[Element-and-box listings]

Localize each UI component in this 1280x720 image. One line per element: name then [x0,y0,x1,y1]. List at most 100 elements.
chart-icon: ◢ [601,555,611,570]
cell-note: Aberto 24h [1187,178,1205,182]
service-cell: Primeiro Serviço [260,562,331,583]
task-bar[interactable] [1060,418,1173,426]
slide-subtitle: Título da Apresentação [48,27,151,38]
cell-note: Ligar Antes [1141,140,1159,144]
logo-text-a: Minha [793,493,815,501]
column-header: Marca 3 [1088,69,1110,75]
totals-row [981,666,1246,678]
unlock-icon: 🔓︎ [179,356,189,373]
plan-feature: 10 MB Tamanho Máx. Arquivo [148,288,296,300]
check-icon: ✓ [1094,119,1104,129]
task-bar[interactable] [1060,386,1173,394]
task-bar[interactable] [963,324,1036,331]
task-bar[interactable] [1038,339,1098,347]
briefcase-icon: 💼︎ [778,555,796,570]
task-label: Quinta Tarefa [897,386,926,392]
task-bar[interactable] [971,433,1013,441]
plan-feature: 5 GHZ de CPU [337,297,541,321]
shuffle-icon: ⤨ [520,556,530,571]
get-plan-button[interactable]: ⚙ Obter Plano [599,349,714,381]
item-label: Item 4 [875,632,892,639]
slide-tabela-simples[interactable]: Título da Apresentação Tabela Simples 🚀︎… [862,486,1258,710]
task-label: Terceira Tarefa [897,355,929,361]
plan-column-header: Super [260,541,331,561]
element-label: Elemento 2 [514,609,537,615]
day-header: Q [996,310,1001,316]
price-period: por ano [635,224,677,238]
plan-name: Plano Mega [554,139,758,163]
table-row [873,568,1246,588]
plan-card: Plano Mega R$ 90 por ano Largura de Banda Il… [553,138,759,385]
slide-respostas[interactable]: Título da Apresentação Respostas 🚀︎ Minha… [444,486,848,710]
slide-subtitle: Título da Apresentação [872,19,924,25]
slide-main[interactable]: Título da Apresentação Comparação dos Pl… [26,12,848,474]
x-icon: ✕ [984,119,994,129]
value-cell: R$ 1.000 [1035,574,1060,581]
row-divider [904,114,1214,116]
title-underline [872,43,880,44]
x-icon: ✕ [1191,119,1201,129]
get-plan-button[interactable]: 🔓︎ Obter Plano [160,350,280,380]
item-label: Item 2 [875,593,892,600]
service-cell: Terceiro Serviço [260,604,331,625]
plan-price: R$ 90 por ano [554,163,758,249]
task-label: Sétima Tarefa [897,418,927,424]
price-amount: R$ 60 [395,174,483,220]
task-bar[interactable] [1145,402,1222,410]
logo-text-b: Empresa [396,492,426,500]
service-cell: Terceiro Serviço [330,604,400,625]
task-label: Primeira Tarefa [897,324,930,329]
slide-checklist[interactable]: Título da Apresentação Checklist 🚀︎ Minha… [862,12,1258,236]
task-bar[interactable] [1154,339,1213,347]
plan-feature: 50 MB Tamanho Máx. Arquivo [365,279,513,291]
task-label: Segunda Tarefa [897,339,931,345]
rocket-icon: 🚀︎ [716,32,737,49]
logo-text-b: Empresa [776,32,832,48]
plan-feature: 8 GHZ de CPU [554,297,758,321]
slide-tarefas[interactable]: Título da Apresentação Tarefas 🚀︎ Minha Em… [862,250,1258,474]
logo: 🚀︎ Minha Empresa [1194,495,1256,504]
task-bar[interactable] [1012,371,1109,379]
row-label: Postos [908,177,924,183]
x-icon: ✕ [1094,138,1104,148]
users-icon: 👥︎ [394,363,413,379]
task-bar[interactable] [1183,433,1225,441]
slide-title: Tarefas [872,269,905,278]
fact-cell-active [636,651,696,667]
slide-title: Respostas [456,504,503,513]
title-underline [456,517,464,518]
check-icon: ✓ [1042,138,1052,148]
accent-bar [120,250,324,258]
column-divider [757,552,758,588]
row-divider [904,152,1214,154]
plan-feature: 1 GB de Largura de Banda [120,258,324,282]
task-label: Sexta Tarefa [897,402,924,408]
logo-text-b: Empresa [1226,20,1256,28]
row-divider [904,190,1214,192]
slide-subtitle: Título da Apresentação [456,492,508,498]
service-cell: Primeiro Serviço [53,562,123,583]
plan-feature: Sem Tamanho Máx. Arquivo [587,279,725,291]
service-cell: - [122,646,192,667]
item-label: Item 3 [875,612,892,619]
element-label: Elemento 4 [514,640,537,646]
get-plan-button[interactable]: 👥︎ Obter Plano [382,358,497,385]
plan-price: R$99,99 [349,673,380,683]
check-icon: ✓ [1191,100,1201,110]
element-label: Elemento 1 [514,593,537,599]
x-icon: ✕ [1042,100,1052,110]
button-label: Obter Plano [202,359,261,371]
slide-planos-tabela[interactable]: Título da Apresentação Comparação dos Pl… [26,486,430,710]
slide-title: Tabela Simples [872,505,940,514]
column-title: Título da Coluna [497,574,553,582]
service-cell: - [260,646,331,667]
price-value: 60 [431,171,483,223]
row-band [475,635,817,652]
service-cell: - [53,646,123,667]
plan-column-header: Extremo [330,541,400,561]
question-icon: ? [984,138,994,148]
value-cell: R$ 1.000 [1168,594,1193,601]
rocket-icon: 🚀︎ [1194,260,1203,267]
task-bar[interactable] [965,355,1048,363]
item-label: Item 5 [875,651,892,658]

_Set exercise_.
Write out every line of the items above again without changing a single character.

_Response for this exercise_.
Localize each UI component in this 1280x720 image. One line per element: name then [x0,y0,x1,y1]. List at most 100 elements.
chart-icon: ◢ [601,555,611,570]
cell-note: Aberto 24h [1187,178,1205,182]
service-cell: Primeiro Serviço [260,562,331,583]
task-bar[interactable] [1060,418,1173,426]
slide-subtitle: Título da Apresentação [48,27,151,38]
cell-note: Ligar Antes [1141,140,1159,144]
logo-text-a: Minha [793,493,815,501]
column-header: Marca 3 [1088,69,1110,75]
totals-row [981,666,1246,678]
unlock-icon: 🔓︎ [179,356,189,373]
plan-feature: 10 MB Tamanho Máx. Arquivo [148,288,296,300]
check-icon: ✓ [1094,119,1104,129]
task-bar[interactable] [1060,386,1173,394]
task-bar[interactable] [963,324,1036,331]
task-bar[interactable] [1038,339,1098,347]
briefcase-icon: 💼︎ [778,555,796,570]
task-label: Quinta Tarefa [897,386,926,392]
task-bar[interactable] [971,433,1013,441]
plan-feature: 5 GHZ de CPU [337,297,541,321]
shuffle-icon: ⤨ [520,556,530,571]
get-plan-button[interactable]: ⚙ Obter Plano [599,349,714,381]
item-label: Item 4 [875,632,892,639]
slide-tabela-simples[interactable]: Título da Apresentação Tabela Simples 🚀︎… [862,486,1258,710]
task-label: Terceira Tarefa [897,355,929,361]
plan-column-header: Super [260,541,331,561]
element-label: Elemento 2 [514,609,537,615]
day-header: Q [996,310,1001,316]
price-period: por ano [635,224,677,238]
plan-name: Plano Mega [554,139,758,163]
table-row [873,568,1246,588]
plan-card: Plano Mega R$ 90 por ano Largura de Banda Il… [553,138,759,385]
slide-respostas[interactable]: Título da Apresentação Respostas 🚀︎ Minha… [444,486,848,710]
slide-subtitle: Título da Apresentação [872,19,924,25]
slide-main[interactable]: Título da Apresentação Comparação dos Pl… [26,12,848,474]
x-icon: ✕ [984,119,994,129]
value-cell: R$ 1.000 [1035,574,1060,581]
row-divider [904,114,1214,116]
title-underline [872,43,880,44]
x-icon: ✕ [1191,119,1201,129]
get-plan-button[interactable]: 🔓︎ Obter Plano [160,350,280,380]
item-label: Item 2 [875,593,892,600]
service-cell: Terceiro Serviço [260,604,331,625]
plan-price: R$ 90 por ano [554,163,758,249]
task-label: Sétima Tarefa [897,418,927,424]
price-amount: R$ 60 [395,174,483,220]
task-bar[interactable] [1145,402,1222,410]
logo-text-b: Empresa [396,492,426,500]
service-cell: Terceiro Serviço [330,604,400,625]
task-label: Primeira Tarefa [897,324,930,329]
slide-checklist[interactable]: Título da Apresentação Checklist 🚀︎ Minha… [862,12,1258,236]
task-bar[interactable] [1154,339,1213,347]
plan-feature: 50 MB Tamanho Máx. Arquivo [365,279,513,291]
task-label: Segunda Tarefa [897,339,931,345]
rocket-icon: 🚀︎ [716,32,737,49]
logo-text-b: Empresa [776,32,832,48]
plan-feature: 8 GHZ de CPU [554,297,758,321]
slide-tarefas[interactable]: Título da Apresentação Tarefas 🚀︎ Minha Em… [862,250,1258,474]
logo: 🚀︎ Minha Empresa [1194,495,1256,504]
task-bar[interactable] [1012,371,1109,379]
row-label: Postos [908,177,924,183]
x-icon: ✕ [1094,138,1104,148]
users-icon: 👥︎ [394,363,413,379]
task-bar[interactable] [1183,433,1225,441]
slide-title: Tarefas [872,269,905,278]
fact-cell-active [636,651,696,667]
slide-title: Respostas [456,504,503,513]
title-underline [456,517,464,518]
check-icon: ✓ [1042,138,1052,148]
accent-bar [120,250,324,258]
column-divider [757,552,758,588]
row-divider [904,152,1214,154]
plan-feature: 1 GB de Largura de Banda [120,258,324,282]
task-label: Sexta Tarefa [897,402,924,408]
logo-text-b: Empresa [1226,20,1256,28]
row-divider [904,190,1214,192]
slide-subtitle: Título da Apresentação [456,492,508,498]
service-cell: Primeiro Serviço [53,562,123,583]
plan-feature: Sem Tamanho Máx. Arquivo [587,279,725,291]
service-cell: - [122,646,192,667]
item-label: Item 3 [875,612,892,619]
element-label: Elemento 4 [514,640,537,646]
get-plan-button[interactable]: 👥︎ Obter Plano [382,358,497,385]
plan-price: R$99,99 [349,673,380,683]
check-icon: ✓ [1191,100,1201,110]
element-label: Elemento 1 [514,593,537,599]
x-icon: ✕ [1042,100,1052,110]
button-label: Obter Plano [202,359,261,371]
slide-planos-tabela[interactable]: Título da Apresentação Comparação dos Pl… [26,486,430,710]
slide-title: Tabela Simples [872,505,940,514]
column-title: Título da Coluna [497,574,553,582]
service-cell: - [260,646,331,667]
price-value: 60 [431,171,483,223]
row-band [475,635,817,652]
service-cell: - [53,646,123,667]
plan-column-header: Extremo [330,541,400,561]
question-icon: ? [984,138,994,148]
value-cell: R$ 1.000 [1168,594,1193,601]
rocket-icon: 🚀︎ [1194,260,1203,267]
task-bar[interactable] [965,355,1048,363]
item-label: Item 5 [875,651,892,658]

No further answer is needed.